» **DIRECTIONS FOR THIS TASK**
Return each line of the data below exactly, omitting any pictures.
[START OF LISTED RECORDS]
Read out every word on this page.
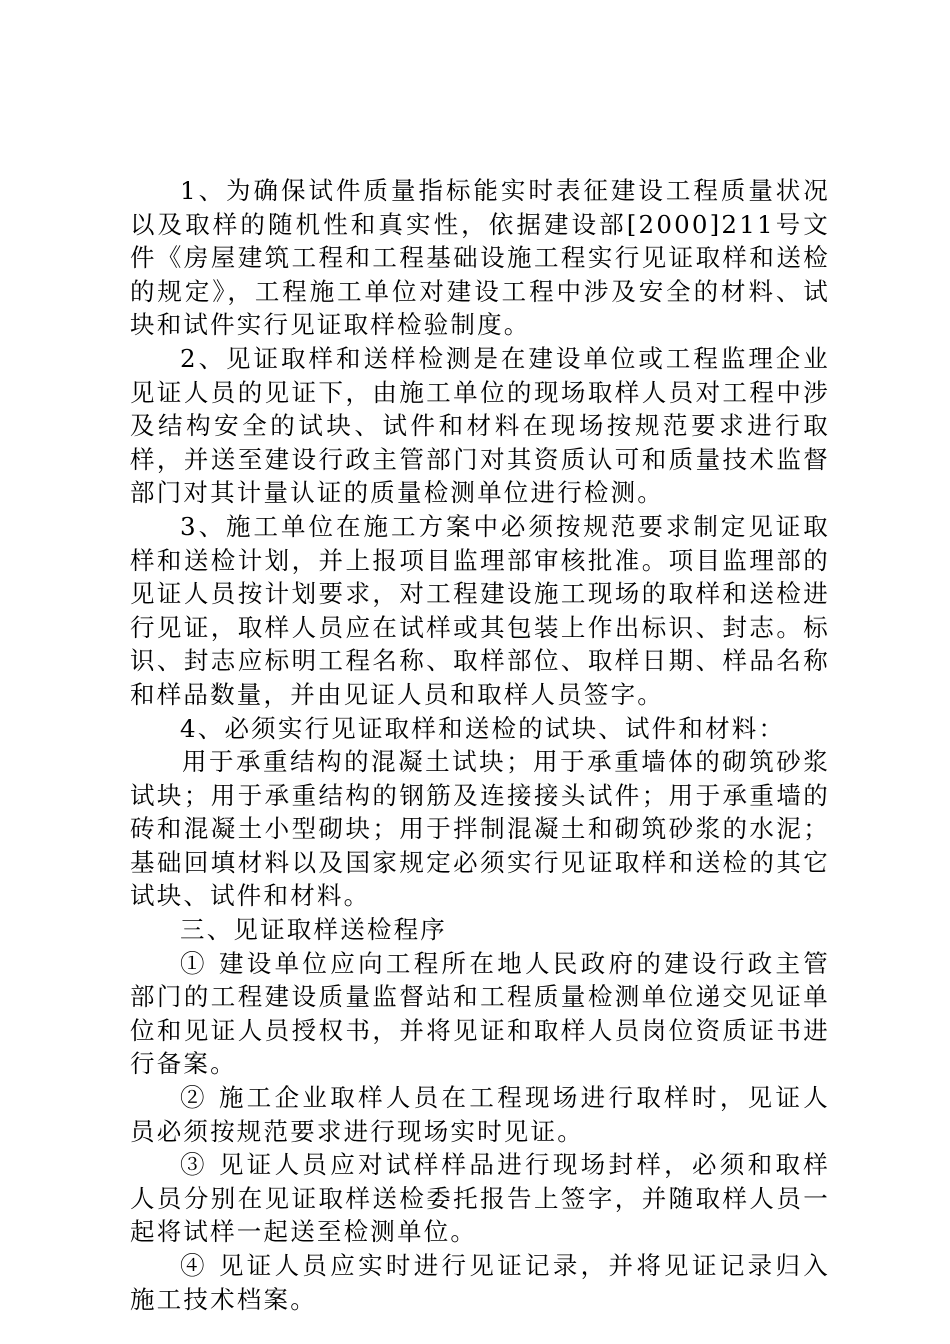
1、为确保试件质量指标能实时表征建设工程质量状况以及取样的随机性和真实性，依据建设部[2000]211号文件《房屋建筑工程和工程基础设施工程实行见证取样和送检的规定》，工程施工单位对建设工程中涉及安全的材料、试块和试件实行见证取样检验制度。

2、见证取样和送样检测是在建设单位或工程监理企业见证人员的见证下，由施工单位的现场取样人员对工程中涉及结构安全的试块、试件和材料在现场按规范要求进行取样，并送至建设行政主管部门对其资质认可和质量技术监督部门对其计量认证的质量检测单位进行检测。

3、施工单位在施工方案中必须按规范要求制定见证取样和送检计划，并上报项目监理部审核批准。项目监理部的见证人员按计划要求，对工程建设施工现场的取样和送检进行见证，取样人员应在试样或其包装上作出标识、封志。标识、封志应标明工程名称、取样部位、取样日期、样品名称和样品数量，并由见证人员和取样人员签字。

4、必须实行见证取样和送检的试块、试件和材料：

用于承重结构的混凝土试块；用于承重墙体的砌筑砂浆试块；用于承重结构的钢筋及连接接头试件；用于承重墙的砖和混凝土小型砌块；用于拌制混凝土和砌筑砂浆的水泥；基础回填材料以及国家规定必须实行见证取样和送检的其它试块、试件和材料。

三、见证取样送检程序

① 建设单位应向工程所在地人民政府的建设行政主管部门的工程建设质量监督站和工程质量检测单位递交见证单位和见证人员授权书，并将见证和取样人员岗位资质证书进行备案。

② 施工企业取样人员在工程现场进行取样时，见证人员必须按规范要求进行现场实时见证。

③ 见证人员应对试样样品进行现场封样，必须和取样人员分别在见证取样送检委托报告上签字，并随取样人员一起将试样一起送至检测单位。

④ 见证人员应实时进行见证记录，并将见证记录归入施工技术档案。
[END OF LISTED RECORDS]
» **TASK ANSWER**
Read out every word on this page.
1、为确保试件质量指标能实时表征建设工程质量状况以及取样的随机性和真实性，依据建设部[2000]211号文件《房屋建筑工程和工程基础设施工程实行见证取样和送检的规定》，工程施工单位对建设工程中涉及安全的材料、试块和试件实行见证取样检验制度。

2、见证取样和送样检测是在建设单位或工程监理企业见证人员的见证下，由施工单位的现场取样人员对工程中涉及结构安全的试块、试件和材料在现场按规范要求进行取样，并送至建设行政主管部门对其资质认可和质量技术监督部门对其计量认证的质量检测单位进行检测。

3、施工单位在施工方案中必须按规范要求制定见证取样和送检计划，并上报项目监理部审核批准。项目监理部的见证人员按计划要求，对工程建设施工现场的取样和送检进行见证，取样人员应在试样或其包装上作出标识、封志。标识、封志应标明工程名称、取样部位、取样日期、样品名称和样品数量，并由见证人员和取样人员签字。

4、必须实行见证取样和送检的试块、试件和材料：

用于承重结构的混凝土试块；用于承重墙体的砌筑砂浆试块；用于承重结构的钢筋及连接接头试件；用于承重墙的砖和混凝土小型砌块；用于拌制混凝土和砌筑砂浆的水泥；基础回填材料以及国家规定必须实行见证取样和送检的其它试块、试件和材料。

三、见证取样送检程序

① 建设单位应向工程所在地人民政府的建设行政主管部门的工程建设质量监督站和工程质量检测单位递交见证单位和见证人员授权书，并将见证和取样人员岗位资质证书进行备案。

② 施工企业取样人员在工程现场进行取样时，见证人员必须按规范要求进行现场实时见证。

③ 见证人员应对试样样品进行现场封样，必须和取样人员分别在见证取样送检委托报告上签字，并随取样人员一起将试样一起送至检测单位。

④ 见证人员应实时进行见证记录，并将见证记录归入施工技术档案。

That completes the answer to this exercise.